**TASK INSTRUCTIONS**
Each record is to be printed again precisely as it reads.

◆ ◆ ◆

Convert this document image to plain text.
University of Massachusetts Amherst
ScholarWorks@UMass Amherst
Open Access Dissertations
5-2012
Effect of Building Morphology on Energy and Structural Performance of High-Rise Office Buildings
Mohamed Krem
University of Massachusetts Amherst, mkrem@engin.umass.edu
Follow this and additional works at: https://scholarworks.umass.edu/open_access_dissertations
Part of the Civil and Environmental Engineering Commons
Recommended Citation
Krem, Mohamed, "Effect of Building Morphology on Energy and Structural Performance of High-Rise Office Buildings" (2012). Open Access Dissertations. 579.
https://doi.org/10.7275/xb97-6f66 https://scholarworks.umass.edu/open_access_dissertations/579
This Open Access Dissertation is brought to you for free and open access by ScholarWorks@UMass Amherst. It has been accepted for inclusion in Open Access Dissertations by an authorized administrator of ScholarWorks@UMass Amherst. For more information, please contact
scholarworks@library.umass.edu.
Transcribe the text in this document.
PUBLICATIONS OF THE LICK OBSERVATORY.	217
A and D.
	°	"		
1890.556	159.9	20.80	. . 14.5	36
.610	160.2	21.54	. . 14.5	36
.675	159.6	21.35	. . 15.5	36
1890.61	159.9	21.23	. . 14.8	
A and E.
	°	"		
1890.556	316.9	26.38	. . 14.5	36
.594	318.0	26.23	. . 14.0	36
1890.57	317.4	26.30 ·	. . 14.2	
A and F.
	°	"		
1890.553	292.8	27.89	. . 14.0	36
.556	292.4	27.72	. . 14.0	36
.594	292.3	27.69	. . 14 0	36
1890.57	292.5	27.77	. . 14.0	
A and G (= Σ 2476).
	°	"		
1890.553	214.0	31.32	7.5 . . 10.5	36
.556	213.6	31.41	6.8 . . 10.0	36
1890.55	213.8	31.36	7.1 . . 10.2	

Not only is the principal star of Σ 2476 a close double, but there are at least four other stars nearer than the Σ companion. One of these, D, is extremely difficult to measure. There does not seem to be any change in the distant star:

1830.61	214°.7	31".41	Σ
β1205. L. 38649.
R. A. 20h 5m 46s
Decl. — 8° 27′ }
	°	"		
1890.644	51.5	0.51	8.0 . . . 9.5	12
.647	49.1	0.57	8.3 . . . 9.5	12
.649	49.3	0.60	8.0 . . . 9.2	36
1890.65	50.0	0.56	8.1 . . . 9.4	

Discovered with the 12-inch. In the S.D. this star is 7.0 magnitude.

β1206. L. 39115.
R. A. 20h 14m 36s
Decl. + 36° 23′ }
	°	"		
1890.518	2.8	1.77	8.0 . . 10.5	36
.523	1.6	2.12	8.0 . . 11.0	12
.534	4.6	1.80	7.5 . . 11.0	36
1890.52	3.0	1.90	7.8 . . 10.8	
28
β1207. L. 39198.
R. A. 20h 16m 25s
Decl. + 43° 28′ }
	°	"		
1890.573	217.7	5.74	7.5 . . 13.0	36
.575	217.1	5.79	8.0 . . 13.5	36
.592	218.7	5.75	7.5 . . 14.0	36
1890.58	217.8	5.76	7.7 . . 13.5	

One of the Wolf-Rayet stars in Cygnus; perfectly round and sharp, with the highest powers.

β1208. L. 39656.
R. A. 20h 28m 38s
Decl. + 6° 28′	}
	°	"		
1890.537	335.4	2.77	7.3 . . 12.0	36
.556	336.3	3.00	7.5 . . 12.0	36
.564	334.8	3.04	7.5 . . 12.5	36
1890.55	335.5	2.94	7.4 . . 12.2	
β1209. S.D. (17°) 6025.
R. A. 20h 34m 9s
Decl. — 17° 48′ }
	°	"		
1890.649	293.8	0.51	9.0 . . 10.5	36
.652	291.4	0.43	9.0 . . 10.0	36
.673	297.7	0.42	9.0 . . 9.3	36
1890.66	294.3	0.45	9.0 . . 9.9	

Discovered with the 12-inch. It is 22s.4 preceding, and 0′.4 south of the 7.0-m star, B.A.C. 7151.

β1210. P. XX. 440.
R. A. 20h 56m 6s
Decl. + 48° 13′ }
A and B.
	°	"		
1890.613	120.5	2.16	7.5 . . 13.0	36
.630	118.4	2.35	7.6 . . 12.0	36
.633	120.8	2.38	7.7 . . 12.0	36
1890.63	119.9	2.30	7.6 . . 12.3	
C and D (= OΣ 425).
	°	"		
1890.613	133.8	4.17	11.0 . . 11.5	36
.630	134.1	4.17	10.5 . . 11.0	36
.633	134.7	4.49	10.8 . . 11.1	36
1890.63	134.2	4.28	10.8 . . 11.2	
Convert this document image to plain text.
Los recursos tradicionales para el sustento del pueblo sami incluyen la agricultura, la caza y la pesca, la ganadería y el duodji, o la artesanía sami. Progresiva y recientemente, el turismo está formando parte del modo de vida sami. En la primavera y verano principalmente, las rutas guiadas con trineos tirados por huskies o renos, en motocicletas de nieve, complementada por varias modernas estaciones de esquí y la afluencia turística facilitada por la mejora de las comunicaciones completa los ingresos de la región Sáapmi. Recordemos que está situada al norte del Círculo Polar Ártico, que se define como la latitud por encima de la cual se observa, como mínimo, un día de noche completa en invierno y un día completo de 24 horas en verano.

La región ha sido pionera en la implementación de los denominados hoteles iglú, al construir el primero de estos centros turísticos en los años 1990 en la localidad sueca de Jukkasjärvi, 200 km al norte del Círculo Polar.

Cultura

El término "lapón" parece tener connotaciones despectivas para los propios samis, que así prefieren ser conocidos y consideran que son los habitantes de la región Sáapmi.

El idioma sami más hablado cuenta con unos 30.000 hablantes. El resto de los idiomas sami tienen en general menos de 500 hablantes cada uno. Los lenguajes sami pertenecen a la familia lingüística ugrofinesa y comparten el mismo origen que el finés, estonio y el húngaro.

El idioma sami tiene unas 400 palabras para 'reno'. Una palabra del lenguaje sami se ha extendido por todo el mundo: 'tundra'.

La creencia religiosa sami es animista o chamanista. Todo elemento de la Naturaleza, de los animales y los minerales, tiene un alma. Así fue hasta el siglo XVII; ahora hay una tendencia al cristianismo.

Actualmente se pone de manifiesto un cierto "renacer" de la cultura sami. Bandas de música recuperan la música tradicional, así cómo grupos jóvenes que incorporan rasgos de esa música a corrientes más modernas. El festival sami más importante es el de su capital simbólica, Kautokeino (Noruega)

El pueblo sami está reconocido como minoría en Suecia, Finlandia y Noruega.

◆ ◆ ◆

**ANSWER FOR THIS EXERCISE**
Convert this document image to plain text.
University of Massachusetts Amherst
ScholarWorks@UMass Amherst
Open Access Dissertations
5-2012
Effect of Building Morphology on Energy and Structural Performance of High-Rise Office Buildings
Mohamed Krem
University of Massachusetts Amherst, mkrem@engin.umass.edu
Follow this and additional works at: https://scholarworks.umass.edu/open_access_dissertations
Part of the Civil and Environmental Engineering Commons
Recommended Citation
Krem, Mohamed, "Effect of Building Morphology on Energy and Structural Performance of High-Rise Office Buildings" (2012). Open Access Dissertations. 579.
https://doi.org/10.7275/xb97-6f66 https://scholarworks.umass.edu/open_access_dissertations/579
This Open Access Dissertation is brought to you for free and open access by ScholarWorks@UMass Amherst. It has been accepted for inclusion in Open Access Dissertations by an authorized administrator of ScholarWorks@UMass Amherst. For more information, please contact
scholarworks@library.umass.edu.
Transcribe the text in this document.
PUBLICATIONS OF THE LICK OBSERVATORY.	217
A and D.
	°	"		
1890.556	159.9	20.80	. . 14.5	36
.610	160.2	21.54	. . 14.5	36
.675	159.6	21.35	. . 15.5	36
1890.61	159.9	21.23	. . 14.8	
A and E.
	°	"		
1890.556	316.9	26.38	. . 14.5	36
.594	318.0	26.23	. . 14.0	36
1890.57	317.4	26.30 ·	. . 14.2	
A and F.
	°	"		
1890.553	292.8	27.89	. . 14.0	36
.556	292.4	27.72	. . 14.0	36
.594	292.3	27.69	. . 14 0	36
1890.57	292.5	27.77	. . 14.0	
A and G (= Σ 2476).
	°	"		
1890.553	214.0	31.32	7.5 . . 10.5	36
.556	213.6	31.41	6.8 . . 10.0	36
1890.55	213.8	31.36	7.1 . . 10.2	

Not only is the principal star of Σ 2476 a close double, but there are at least four other stars nearer than the Σ companion. One of these, D, is extremely difficult to measure. There does not seem to be any change in the distant star:

1830.61	214°.7	31".41	Σ
β1205. L. 38649.
R. A. 20h 5m 46s
Decl. — 8° 27′ }
	°	"		
1890.644	51.5	0.51	8.0 . . . 9.5	12
.647	49.1	0.57	8.3 . . . 9.5	12
.649	49.3	0.60	8.0 . . . 9.2	36
1890.65	50.0	0.56	8.1 . . . 9.4	

Discovered with the 12-inch. In the S.D. this star is 7.0 magnitude.

β1206. L. 39115.
R. A. 20h 14m 36s
Decl. + 36° 23′ }
	°	"		
1890.518	2.8	1.77	8.0 . . 10.5	36
.523	1.6	2.12	8.0 . . 11.0	12
.534	4.6	1.80	7.5 . . 11.0	36
1890.52	3.0	1.90	7.8 . . 10.8	
28
β1207. L. 39198.
R. A. 20h 16m 25s
Decl. + 43° 28′ }
	°	"		
1890.573	217.7	5.74	7.5 . . 13.0	36
.575	217.1	5.79	8.0 . . 13.5	36
.592	218.7	5.75	7.5 . . 14.0	36
1890.58	217.8	5.76	7.7 . . 13.5	

One of the Wolf-Rayet stars in Cygnus; perfectly round and sharp, with the highest powers.

β1208. L. 39656.
R. A. 20h 28m 38s
Decl. + 6° 28′	}
	°	"		
1890.537	335.4	2.77	7.3 . . 12.0	36
.556	336.3	3.00	7.5 . . 12.0	36
.564	334.8	3.04	7.5 . . 12.5	36
1890.55	335.5	2.94	7.4 . . 12.2	
β1209. S.D. (17°) 6025.
R. A. 20h 34m 9s
Decl. — 17° 48′ }
	°	"		
1890.649	293.8	0.51	9.0 . . 10.5	36
.652	291.4	0.43	9.0 . . 10.0	36
.673	297.7	0.42	9.0 . . 9.3	36
1890.66	294.3	0.45	9.0 . . 9.9	

Discovered with the 12-inch. It is 22s.4 preceding, and 0′.4 south of the 7.0-m star, B.A.C. 7151.

β1210. P. XX. 440.
R. A. 20h 56m 6s
Decl. + 48° 13′ }
A and B.
	°	"		
1890.613	120.5	2.16	7.5 . . 13.0	36
.630	118.4	2.35	7.6 . . 12.0	36
.633	120.8	2.38	7.7 . . 12.0	36
1890.63	119.9	2.30	7.6 . . 12.3	
C and D (= OΣ 425).
	°	"		
1890.613	133.8	4.17	11.0 . . 11.5	36
.630	134.1	4.17	10.5 . . 11.0	36
.633	134.7	4.49	10.8 . . 11.1	36
1890.63	134.2	4.28	10.8 . . 11.2	
Convert this document image to plain text.
Los recursos tradicionales para el sustento del pueblo sami incluyen la agricultura, la caza y la pesca, la ganadería y el duodji, o la artesanía sami. Progresiva y recientemente, el turismo está formando parte del modo de vida sami. En la primavera y verano principalmente, las rutas guiadas con trineos tirados por huskies o renos, en motocicletas de nieve, complementada por varias modernas estaciones de esquí y la afluencia turística facilitada por la mejora de las comunicaciones completa los ingresos de la región Sáapmi. Recordemos que está situada al norte del Círculo Polar Ártico, que se define como la latitud por encima de la cual se observa, como mínimo, un día de noche completa en invierno y un día completo de 24 horas en verano.

La región ha sido pionera en la implementación de los denominados hoteles iglú, al construir el primero de estos centros turísticos en los años 1990 en la localidad sueca de Jukkasjärvi, 200 km al norte del Círculo Polar.

Cultura

El término "lapón" parece tener connotaciones despectivas para los propios samis, que así prefieren ser conocidos y consideran que son los habitantes de la región Sáapmi.

El idioma sami más hablado cuenta con unos 30.000 hablantes. El resto de los idiomas sami tienen en general menos de 500 hablantes cada uno. Los lenguajes sami pertenecen a la familia lingüística ugrofinesa y comparten el mismo origen que el finés, estonio y el húngaro.

El idioma sami tiene unas 400 palabras para 'reno'. Una palabra del lenguaje sami se ha extendido por todo el mundo: 'tundra'.

La creencia religiosa sami es animista o chamanista. Todo elemento de la Naturaleza, de los animales y los minerales, tiene un alma. Así fue hasta el siglo XVII; ahora hay una tendencia al cristianismo.

Actualmente se pone de manifiesto un cierto "renacer" de la cultura sami. Bandas de música recuperan la música tradicional, así cómo grupos jóvenes que incorporan rasgos de esa música a corrientes más modernas. El festival sami más importante es el de su capital simbólica, Kautokeino (Noruega)

El pueblo sami está reconocido como minoría en Suecia, Finlandia y Noruega.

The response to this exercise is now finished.